Exercise brief: Find every line in the records below that holds the word "name", and copy it out.

Material provided START

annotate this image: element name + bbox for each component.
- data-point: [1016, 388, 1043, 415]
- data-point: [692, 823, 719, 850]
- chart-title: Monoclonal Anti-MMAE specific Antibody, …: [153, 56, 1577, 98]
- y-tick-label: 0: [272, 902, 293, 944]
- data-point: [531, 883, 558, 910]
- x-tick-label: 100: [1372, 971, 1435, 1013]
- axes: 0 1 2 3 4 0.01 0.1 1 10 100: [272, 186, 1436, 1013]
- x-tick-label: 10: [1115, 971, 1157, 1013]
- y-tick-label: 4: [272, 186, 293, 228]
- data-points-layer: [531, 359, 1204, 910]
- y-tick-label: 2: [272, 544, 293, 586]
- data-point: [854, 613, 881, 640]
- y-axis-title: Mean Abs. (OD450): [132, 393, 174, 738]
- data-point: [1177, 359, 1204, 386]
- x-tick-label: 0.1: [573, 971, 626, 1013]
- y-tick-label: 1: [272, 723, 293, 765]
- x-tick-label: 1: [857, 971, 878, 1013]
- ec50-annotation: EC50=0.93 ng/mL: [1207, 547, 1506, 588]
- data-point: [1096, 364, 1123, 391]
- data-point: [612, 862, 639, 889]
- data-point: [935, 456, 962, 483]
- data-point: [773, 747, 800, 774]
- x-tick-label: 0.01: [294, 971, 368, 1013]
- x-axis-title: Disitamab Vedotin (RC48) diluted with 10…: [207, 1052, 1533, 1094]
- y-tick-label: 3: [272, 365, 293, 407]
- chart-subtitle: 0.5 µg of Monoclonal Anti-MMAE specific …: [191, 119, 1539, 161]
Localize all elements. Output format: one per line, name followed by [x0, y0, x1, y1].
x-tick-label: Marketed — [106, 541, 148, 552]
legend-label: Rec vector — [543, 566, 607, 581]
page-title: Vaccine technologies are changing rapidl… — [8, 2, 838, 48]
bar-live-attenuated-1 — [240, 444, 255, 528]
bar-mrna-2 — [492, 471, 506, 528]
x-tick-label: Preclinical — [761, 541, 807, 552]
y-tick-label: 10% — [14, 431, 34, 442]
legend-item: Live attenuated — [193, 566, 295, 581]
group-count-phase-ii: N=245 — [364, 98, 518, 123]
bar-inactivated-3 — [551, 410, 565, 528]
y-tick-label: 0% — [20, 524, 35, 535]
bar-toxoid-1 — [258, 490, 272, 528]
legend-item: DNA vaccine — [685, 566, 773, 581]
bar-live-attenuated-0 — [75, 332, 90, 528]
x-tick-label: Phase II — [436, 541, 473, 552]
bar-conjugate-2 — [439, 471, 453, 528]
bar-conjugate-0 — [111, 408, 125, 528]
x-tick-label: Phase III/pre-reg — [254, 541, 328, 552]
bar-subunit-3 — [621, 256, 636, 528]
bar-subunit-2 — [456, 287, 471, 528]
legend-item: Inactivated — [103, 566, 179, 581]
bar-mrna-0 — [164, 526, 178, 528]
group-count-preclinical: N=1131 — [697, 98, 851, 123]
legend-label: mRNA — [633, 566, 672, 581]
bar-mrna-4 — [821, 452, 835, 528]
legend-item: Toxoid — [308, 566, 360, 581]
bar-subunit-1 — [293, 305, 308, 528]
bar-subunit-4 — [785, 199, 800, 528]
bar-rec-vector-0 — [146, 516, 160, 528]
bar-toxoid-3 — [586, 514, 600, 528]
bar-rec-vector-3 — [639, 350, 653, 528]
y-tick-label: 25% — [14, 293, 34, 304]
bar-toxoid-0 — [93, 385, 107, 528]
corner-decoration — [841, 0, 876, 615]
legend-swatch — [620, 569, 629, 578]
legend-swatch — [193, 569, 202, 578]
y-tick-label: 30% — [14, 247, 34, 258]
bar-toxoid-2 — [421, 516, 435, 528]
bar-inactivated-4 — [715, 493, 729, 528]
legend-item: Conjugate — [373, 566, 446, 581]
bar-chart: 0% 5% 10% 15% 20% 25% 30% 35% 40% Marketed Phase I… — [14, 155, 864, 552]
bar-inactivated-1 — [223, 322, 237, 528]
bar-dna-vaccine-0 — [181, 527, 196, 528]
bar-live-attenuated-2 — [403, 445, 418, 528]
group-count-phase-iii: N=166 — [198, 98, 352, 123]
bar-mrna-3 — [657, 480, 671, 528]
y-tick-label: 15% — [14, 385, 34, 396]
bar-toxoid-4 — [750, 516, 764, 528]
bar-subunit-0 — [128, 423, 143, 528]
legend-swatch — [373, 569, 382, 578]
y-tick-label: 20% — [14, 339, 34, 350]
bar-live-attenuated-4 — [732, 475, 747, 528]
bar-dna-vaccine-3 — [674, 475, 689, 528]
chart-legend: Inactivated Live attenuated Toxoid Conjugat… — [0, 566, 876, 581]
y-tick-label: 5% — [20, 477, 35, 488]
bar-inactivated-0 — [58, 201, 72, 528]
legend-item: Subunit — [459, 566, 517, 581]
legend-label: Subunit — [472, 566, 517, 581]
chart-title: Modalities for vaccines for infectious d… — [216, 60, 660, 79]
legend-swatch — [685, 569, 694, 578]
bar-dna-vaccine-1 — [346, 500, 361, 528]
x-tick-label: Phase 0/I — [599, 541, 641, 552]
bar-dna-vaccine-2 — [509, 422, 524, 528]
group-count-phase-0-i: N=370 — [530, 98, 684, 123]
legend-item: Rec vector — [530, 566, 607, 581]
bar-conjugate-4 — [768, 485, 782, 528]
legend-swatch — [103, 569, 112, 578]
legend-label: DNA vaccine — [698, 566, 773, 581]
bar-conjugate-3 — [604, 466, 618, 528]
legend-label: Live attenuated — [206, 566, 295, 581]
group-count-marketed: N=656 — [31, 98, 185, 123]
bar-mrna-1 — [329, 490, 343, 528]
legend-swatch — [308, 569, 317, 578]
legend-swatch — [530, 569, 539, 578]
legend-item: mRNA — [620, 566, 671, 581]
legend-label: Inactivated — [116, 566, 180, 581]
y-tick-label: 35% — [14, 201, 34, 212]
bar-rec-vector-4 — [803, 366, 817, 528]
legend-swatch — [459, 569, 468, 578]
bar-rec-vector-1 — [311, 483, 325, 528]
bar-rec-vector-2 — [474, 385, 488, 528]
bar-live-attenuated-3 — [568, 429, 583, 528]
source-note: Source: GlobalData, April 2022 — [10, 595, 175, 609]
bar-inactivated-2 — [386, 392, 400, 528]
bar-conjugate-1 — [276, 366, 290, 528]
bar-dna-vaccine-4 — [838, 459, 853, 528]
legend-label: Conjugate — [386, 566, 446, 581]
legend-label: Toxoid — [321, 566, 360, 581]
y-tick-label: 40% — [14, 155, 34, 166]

Material provided END

Solution to this problem:
annotate this image: element name + bbox for each component.
Localize all elements. Output format: one per line, name followed by [x0, y0, x1, y1].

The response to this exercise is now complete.